* **Exercise instructions**
Return the lines below that carry the word "represents".

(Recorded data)
▬▬▬
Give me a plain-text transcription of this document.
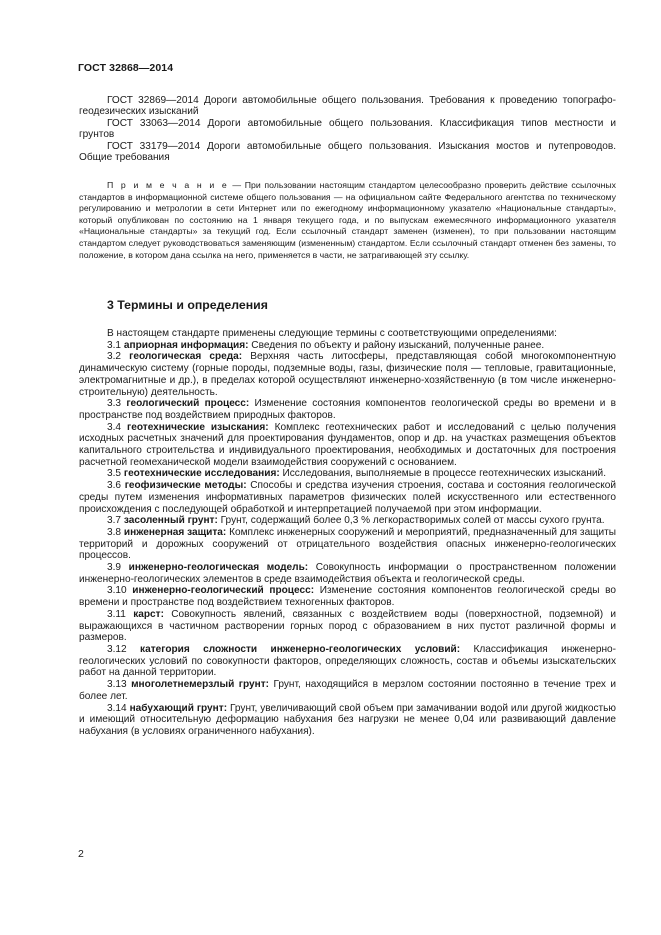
ГОСТ 32868—2014

ГОСТ 32869—2014 Дороги автомобильные общего пользования. Требования к проведению топографо-геодезических изысканий

ГОСТ 33063—2014 Дороги автомобильные общего пользования. Классификация типов местности и грунтов

ГОСТ 33179—2014 Дороги автомобильные общего пользования. Изыскания мостов и путепроводов. Общие требования

П р и м е ч а н и е — При пользовании настоящим стандартом целесообразно проверить действие ссылочных стандартов в информационной системе общего пользования — на официальном сайте Федерального агентства по техническому регулированию и метрологии в сети Интернет или по ежегодному информационному указателю «Национальные стандарты», который опубликован по состоянию на 1 января текущего года, и по выпускам ежемесячного информационного указателя «Национальные стандарты» за текущий год. Если ссылочный стандарт заменен (изменен), то при пользовании настоящим стандартом следует руководствоваться заменяющим (измененным) стандартом. Если ссылочный стандарт отменен без замены, то положение, в котором дана ссылка на него, применяется в части, не затрагивающей эту ссылку.

3 Термины и определения

В настоящем стандарте применены следующие термины с соответствующими определениями:

3.1 априорная информация: Сведения по объекту и району изысканий, полученные ранее.

3.2 геологическая среда: Верхняя часть литосферы, представляющая собой многокомпонентную динамическую систему (горные породы, подземные воды, газы, физические поля — тепловые, гравитационные, электромагнитные и др.), в пределах которой осуществляют инженерно-хозяйственную (в том числе инженерно-строительную) деятельность.

3.3 геологический процесс: Изменение состояния компонентов геологической среды во времени и в пространстве под воздействием природных факторов.

3.4 геотехнические изыскания: Комплекс геотехнических работ и исследований с целью получения исходных расчетных значений для проектирования фундаментов, опор и др. на участках размещения объектов капитального строительства и индивидуального проектирования, необходимых и достаточных для построения расчетной геомеханической модели взаимодействия сооружений с основанием.

3.5 геотехнические исследования: Исследования, выполняемые в процессе геотехнических изысканий.

3.6 геофизические методы: Способы и средства изучения строения, состава и состояния геологической среды путем изменения информативных параметров физических полей искусственного или естественного происхождения с последующей обработкой и интерпретацией получаемой при этом информации.

3.7 засоленный грунт: Грунт, содержащий более 0,3 % легкорастворимых солей от массы сухого грунта.

3.8 инженерная защита: Комплекс инженерных сооружений и мероприятий, предназначенный для защиты территорий и дорожных сооружений от отрицательного воздействия опасных инженерно-геологических процессов.

3.9 инженерно-геологическая модель: Совокупность информации о пространственном положении инженерно-геологических элементов в среде взаимодействия объекта и геологической среды.

3.10 инженерно-геологический процесс: Изменение состояния компонентов геологической среды во времени и пространстве под воздействием техногенных факторов.

3.11 карст: Совокупность явлений, связанных с воздействием воды (поверхностной, подземной) и выражающихся в частичном растворении горных пород с образованием в них пустот различной формы и размеров.

3.12 категория сложности инженерно-геологических условий: Классификация инженерно-геологических условий по совокупности факторов, определяющих сложность, состав и объемы изыскательских работ на данной территории.

3.13 многолетнемерзлый грунт: Грунт, находящийся в мерзлом состоянии постоянно в течение трех и более лет.

3.14 набухающий грунт: Грунт, увеличивающий свой объем при замачивании водой или другой жидкостью и имеющий относительную деформацию набухания без нагрузки не менее 0,04 или развивающий давление набухания (в условиях ограниченного набухания).

2
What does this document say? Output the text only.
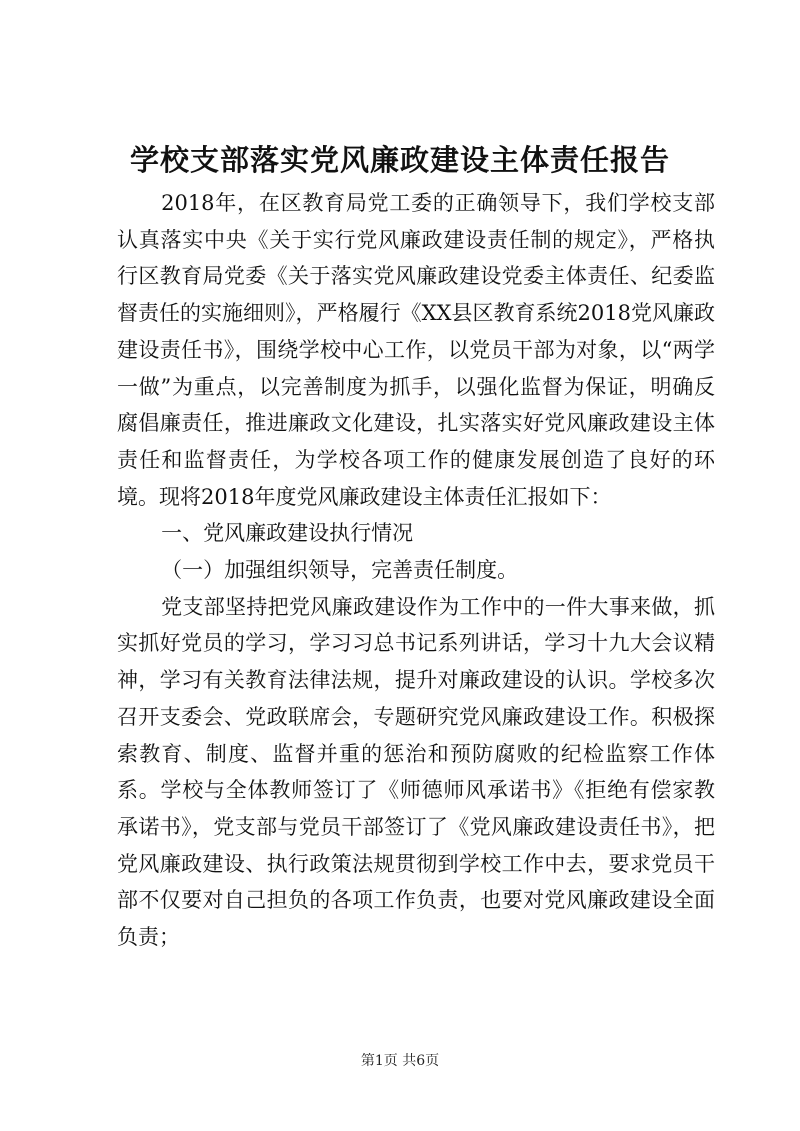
学校支部落实党风廉政建设主体责任报告

2018年，在区教育局党工委的正确领导下，我们学校支部认真落实中央《关于实行党风廉政建设责任制的规定》，严格执行区教育局党委《关于落实党风廉政建设党委主体责任、纪委监督责任的实施细则》，严格履行《XX县区教育系统2018党风廉政建设责任书》，围绕学校中心工作，以党员干部为对象，以“两学一做”为重点，以完善制度为抓手，以强化监督为保证，明确反腐倡廉责任，推进廉政文化建设，扎实落实好党风廉政建设主体责任和监督责任，为学校各项工作的健康发展创造了良好的环境。现将2018年度党风廉政建设主体责任汇报如下：

一、党风廉政建设执行情况

（一）加强组织领导，完善责任制度。

党支部坚持把党风廉政建设作为工作中的一件大事来做，抓实抓好党员的学习，学习习总书记系列讲话，学习十九大会议精神，学习有关教育法律法规，提升对廉政建设的认识。学校多次召开支委会、党政联席会，专题研究党风廉政建设工作。积极探索教育、制度、监督并重的惩治和预防腐败的纪检监察工作体系。学校与全体教师签订了《师德师风承诺书》《拒绝有偿家教承诺书》，党支部与党员干部签订了《党风廉政建设责任书》，把党风廉政建设、执行政策法规贯彻到学校工作中去，要求党员干部不仅要对自己担负的各项工作负责，也要对党风廉政建设全面负责；

第1页 共6页
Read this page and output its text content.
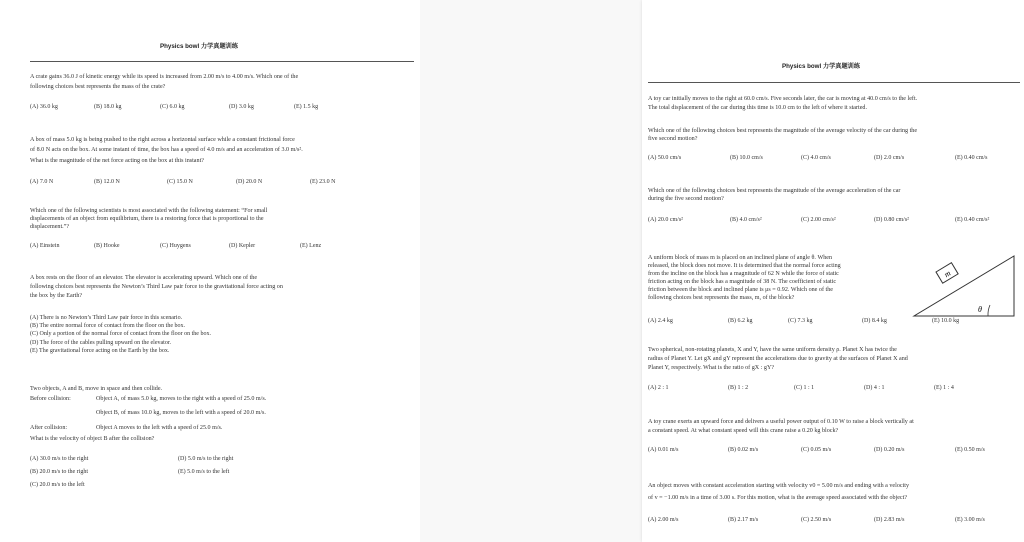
Physics bowl 力学真题训练
A crate gains 36.0 J of kinetic energy while its speed is increased from 2.00 m/s to 4.00 m/s. Which one of the
following choices best represents the mass of the crate?
(A) 36.0 kg	(B) 18.0 kg	(C) 6.0 kg	(D) 3.0 kg	(E) 1.5 kg
A box of mass 5.0 kg is being pushed to the right across a horizontal surface while a constant frictional force
of 8.0 N acts on the box. At some instant of time, the box has a speed of 4.0 m/s and an acceleration of 3.0 m/s².
What is the magnitude of the net force acting on the box at this instant?
(A) 7.0 N	(B) 12.0 N	(C) 15.0 N	(D) 20.0 N	(E) 23.0 N
Which one of the following scientists is most associated with the following statement: “For small
displacements of an object from equilibrium, there is a restoring force that is proportional to the
displacement.”?
(A) Einstein	(B) Hooke	(C) Huygens	(D) Kepler	(E) Lenz
A box rests on the floor of an elevator. The elevator is accelerating upward. Which one of the
following choices best represents the Newton’s Third Law pair force to the gravitational force acting on
the box by the Earth?
(A) There is no Newton’s Third Law pair force in this scenario.
(B) The entire normal force of contact from the floor on the box.
(C) Only a portion of the normal force of contact from the floor on the box.
(D) The force of the cables pulling upward on the elevator.
(E) The gravitational force acting on the Earth by the box.
Two objects, A and B, move in space and then collide.
Before collision:	Object A, of mass 5.0 kg, moves to the right with a speed of 25.0 m/s.
Object B, of mass 10.0 kg, moves to the left with a speed of 20.0 m/s.
After collision:	Object A moves to the left with a speed of 25.0 m/s.
What is the velocity of object B after the collision?
(A) 30.0 m/s to the right
(B) 20.0 m/s to the right
(C) 20.0 m/s to the left
(D) 5.0 m/s to the right
(E) 5.0 m/s to the left
Physics bowl 力学真题训练
A toy car initially moves to the right at 60.0 cm/s. Five seconds later, the car is moving at 40.0 cm/s to the left.
The total displacement of the car during this time is 10.0 cm to the left of where it started.
Which one of the following choices best represents the magnitude of the average velocity of the car during the
five second motion?
(A) 50.0 cm/s	(B) 10.0 cm/s	(C) 4.0 cm/s	(D) 2.0 cm/s	(E) 0.40 cm/s
Which one of the following choices best represents the magnitude of the average acceleration of the car
during the five second motion?
(A) 20.0 cm/s²	(B) 4.0 cm/s²	(C) 2.00 cm/s²	(D) 0.80 cm/s²	(E) 0.40 cm/s²
A uniform block of mass m is placed on an inclined plane of angle θ. When
released, the block does not move. It is determined that the normal force acting
from the incline on the block has a magnitude of 62 N while the force of static
friction acting on the block has a magnitude of 38 N. The coefficient of static
friction between the block and inclined plane is μs = 0.92. Which one of the
following choices best represents the mass, m, of the block?
m
θ
(A) 2.4 kg	(B) 6.2 kg	(C) 7.3 kg	(D) 8.4 kg	(E) 10.0 kg
Two spherical, non-rotating planets, X and Y, have the same uniform density ρ. Planet X has twice the
radius of Planet Y. Let gX and gY represent the accelerations due to gravity at the surfaces of Planet X and
Planet Y, respectively. What is the ratio of gX : gY?
(A) 2 : 1	(B) 1 : 2	(C) 1 : 1	(D) 4 : 1	(E) 1 : 4
A toy crane exerts an upward force and delivers a useful power output of 0.10 W to raise a block vertically at
a constant speed. At what constant speed will this crane raise a 0.20 kg block?
(A) 0.01 m/s	(B) 0.02 m/s	(C) 0.05 m/s	(D) 0.20 m/s	(E) 0.50 m/s
An object moves with constant acceleration starting with velocity v0 = 5.00 m/s and ending with a velocity
of v = −1.00 m/s in a time of 3.00 s. For this motion, what is the average speed associated with the object?
(A) 2.00 m/s	(B) 2.17 m/s	(C) 2.50 m/s	(D) 2.83 m/s	(E) 3.00 m/s
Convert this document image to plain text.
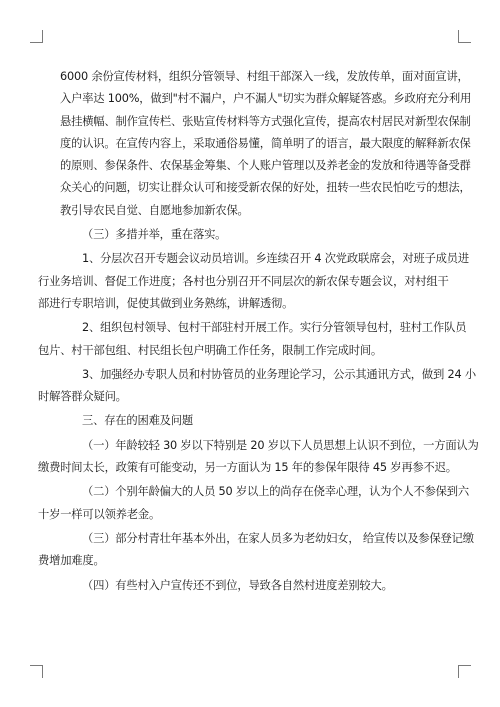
6000 余份宣传材料，组织分管领导、村组干部深入一线，发放传单，面对面宣讲，
入户率达 100%，做到"村不漏户，户不漏人"切实为群众解疑答惑。乡政府充分利用
悬挂横幅、制作宣传栏、张贴宣传材料等方式强化宣传，提高农村居民对新型农保制
度的认识。在宣传内容上，采取通俗易懂，简单明了的语言，最大限度的解释新农保
的原则、参保条件、农保基金筹集、个人账户管理以及养老金的发放和待遇等备受群
众关心的问题，切实让群众认可和接受新农保的好处，扭转一些农民怕吃亏的想法，
教引导农民自觉、自愿地参加新农保。
（三）多措并举，重在落实。
1、分层次召开专题会议动员培训。乡连续召开 4 次党政联席会，对班子成员进
行业务培训、督促工作进度；各村也分别召开不同层次的新农保专题会议，对村组干
部进行专职培训，促使其做到业务熟练，讲解透彻。
2、组织包村领导、包村干部驻村开展工作。实行分管领导包村，驻村工作队员
包片、村干部包组、村民组长包户明确工作任务，限制工作完成时间。
3、加强经办专职人员和村协管员的业务理论学习，公示其通讯方式，做到 24 小
时解答群众疑问。
三、存在的困难及问题
（一）年龄较轻 30 岁以下特别是 20 岁以下人员思想上认识不到位，一方面认为
缴费时间太长，政策有可能变动，另一方面认为 15 年的参保年限待 45 岁再参不迟。
（二）个别年龄偏大的人员 50 岁以上的尚存在侥幸心理，认为个人不参保到六
十岁一样可以领养老金。
（三）部分村青壮年基本外出，在家人员多为老幼妇女， 给宣传以及参保登记缴
费增加难度。
（四）有些村入户宣传还不到位，导致各自然村进度差别较大。
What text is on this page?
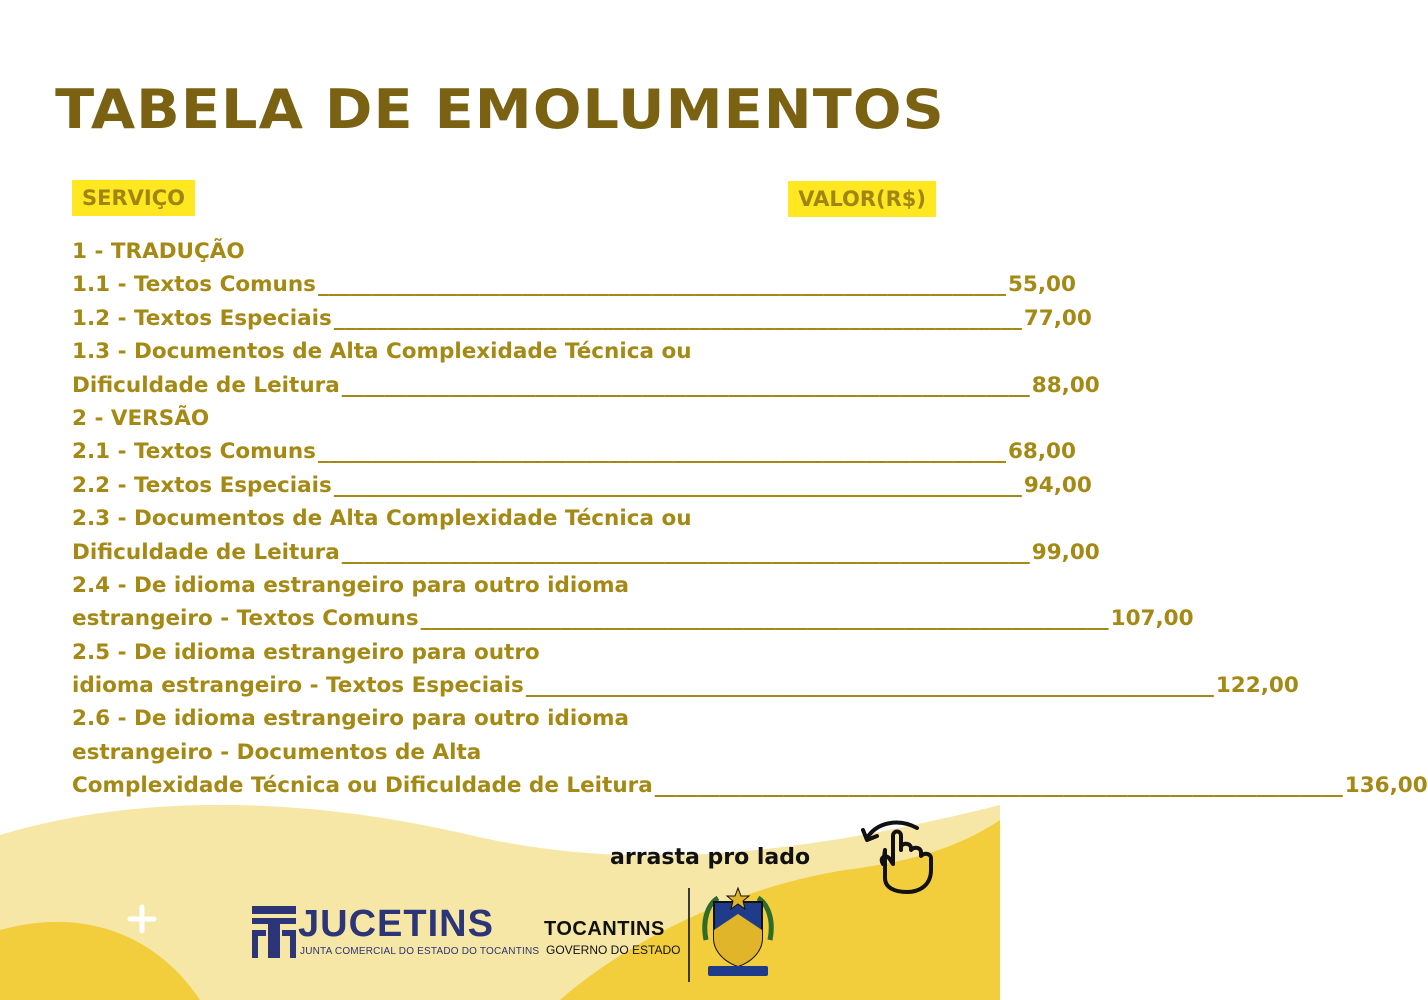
TABELA DE EMOLUMENTOS
SERVIÇO	VALOR(R$)
1 - TRADUÇÃO
1.1 - Textos Comuns ________________________________________________________________ 55,00
1.2 - Textos Especiais ________________________________________________________________ 77,00
1.3 - Documentos de Alta Complexidade Técnica ou
Dificuldade de Leitura ________________________________________________________________ 88,00
2 - VERSÃO
2.1 - Textos Comuns ________________________________________________________________ 68,00
2.2 - Textos Especiais ________________________________________________________________ 94,00
2.3 - Documentos de Alta Complexidade Técnica ou
Dificuldade de Leitura ________________________________________________________________ 99,00
2.4 - De idioma estrangeiro para outro idioma
estrangeiro - Textos Comuns ________________________________________________________________ 107,00
2.5 - De idioma estrangeiro para outro
idioma estrangeiro - Textos Especiais ________________________________________________________________ 122,00
2.6 - De idioma estrangeiro para outro idioma
estrangeiro - Documentos de Alta
Complexidade Técnica ou Dificuldade de Leitura ________________________________________________________________ 136,00
arrasta pro lado
JUCETINS
JUNTA COMERCIAL DO ESTADO DO TOCANTINS
TOCANTINS
GOVERNO DO ESTADO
▬▬▬
* **Finished task**
following choices best represents the mass of the crate?
following choices best represents the Newton’s Third Law pair force to the gravitational force acting on
Which one of the following choices best represents the magnitude of the average velocity of the car during the
Which one of the following choices best represents the magnitude of the average acceleration of the car
following choices best represents the mass, m, of the block?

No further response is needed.